• [TASK LIST]
a: According to the abstract below, for how many years have reagents that chemically transform bound proteins been sought?
b: List every area in which the abstract below says the Benner group has developed new technologies.

• [PROVIDED TEXT]
════

Easily Used Kits to Evolve Reagents that Covalently Tag and Inactivate Proteins - ABSTRACT
Under PAR-19-253, the NIGMS seeks new technologies that create a positive feedback loop that drives
science forward by allowing new questions to be asked and new discoveries to be made, which in turn drives
the development of new technologies. The Benner group has, for 30 years, contributed to this NIGMS vision,
developing new technologies for NextGen DNA sequencing and NextGen DNA synthesis, bioinformatic and
evolutionary analyses, dynamic combinatorial chemistry for drug discovery, protein engineering, and new
platforms that make multiplexed diagnostics easy, platforms used today to manage the COVID pandemic.
Here, we offer the NIGMS another transformative tool, a platform to allow researchers to choose a
protein target and create a reagent (an AEGISZyme) that chemically transforms bound proteins. Such
reagents have been sought for 40 years with only limited success.

════

• [RECORD SET]
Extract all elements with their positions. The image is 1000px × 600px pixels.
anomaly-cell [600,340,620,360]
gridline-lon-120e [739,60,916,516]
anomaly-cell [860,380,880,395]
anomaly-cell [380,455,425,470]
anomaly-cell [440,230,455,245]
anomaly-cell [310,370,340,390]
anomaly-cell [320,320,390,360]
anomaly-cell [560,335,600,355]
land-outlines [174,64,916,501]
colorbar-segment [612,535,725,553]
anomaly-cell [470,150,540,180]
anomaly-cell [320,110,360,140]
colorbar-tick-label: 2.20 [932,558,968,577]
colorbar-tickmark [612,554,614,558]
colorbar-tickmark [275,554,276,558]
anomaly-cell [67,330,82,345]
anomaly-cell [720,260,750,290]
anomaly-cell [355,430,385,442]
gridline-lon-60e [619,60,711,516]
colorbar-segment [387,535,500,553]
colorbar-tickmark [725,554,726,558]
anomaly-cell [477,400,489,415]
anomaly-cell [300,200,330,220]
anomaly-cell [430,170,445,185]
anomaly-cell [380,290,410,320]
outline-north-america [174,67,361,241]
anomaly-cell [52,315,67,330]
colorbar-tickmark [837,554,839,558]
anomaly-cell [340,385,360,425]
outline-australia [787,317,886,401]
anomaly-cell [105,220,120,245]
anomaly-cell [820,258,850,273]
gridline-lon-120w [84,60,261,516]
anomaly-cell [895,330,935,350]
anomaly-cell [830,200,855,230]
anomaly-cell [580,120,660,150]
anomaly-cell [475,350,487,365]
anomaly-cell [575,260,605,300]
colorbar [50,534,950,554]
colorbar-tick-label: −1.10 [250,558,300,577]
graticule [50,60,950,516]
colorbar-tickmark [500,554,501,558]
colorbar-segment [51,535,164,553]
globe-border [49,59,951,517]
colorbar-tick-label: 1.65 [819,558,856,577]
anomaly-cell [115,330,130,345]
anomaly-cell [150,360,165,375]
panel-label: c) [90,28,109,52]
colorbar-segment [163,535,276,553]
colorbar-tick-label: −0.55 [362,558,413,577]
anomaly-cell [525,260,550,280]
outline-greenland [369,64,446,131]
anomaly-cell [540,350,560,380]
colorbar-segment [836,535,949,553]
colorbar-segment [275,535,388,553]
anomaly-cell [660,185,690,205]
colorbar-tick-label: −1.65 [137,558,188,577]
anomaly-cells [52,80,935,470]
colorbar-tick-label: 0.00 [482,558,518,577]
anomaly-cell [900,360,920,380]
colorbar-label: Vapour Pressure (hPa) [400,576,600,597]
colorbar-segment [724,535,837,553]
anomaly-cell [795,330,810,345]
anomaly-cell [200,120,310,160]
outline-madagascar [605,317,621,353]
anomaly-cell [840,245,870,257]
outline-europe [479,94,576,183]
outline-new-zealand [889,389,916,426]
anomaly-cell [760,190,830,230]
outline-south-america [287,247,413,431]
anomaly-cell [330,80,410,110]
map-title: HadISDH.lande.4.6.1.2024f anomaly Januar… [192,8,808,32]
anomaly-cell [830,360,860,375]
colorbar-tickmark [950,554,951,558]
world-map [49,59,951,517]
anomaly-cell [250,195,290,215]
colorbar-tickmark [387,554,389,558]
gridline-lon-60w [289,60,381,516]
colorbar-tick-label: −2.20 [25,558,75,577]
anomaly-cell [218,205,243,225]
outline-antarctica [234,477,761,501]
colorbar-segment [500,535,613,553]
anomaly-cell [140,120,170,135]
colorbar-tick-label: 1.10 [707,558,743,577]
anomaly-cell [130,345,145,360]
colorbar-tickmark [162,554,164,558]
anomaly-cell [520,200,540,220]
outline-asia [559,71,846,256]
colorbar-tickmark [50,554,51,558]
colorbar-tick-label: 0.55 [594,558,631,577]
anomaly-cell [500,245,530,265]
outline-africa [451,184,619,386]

════

• [EXPECTED RESPONSES]
a: 40 years.

b:
- NextGen DNA sequencing
- NextGen DNA synthesis
- Bioinformatic and evolutionary analyses
- Dynamic combinatorial chemistry for drug discovery
- Protein engineering
- Platforms that make multiplexed diagnostics easy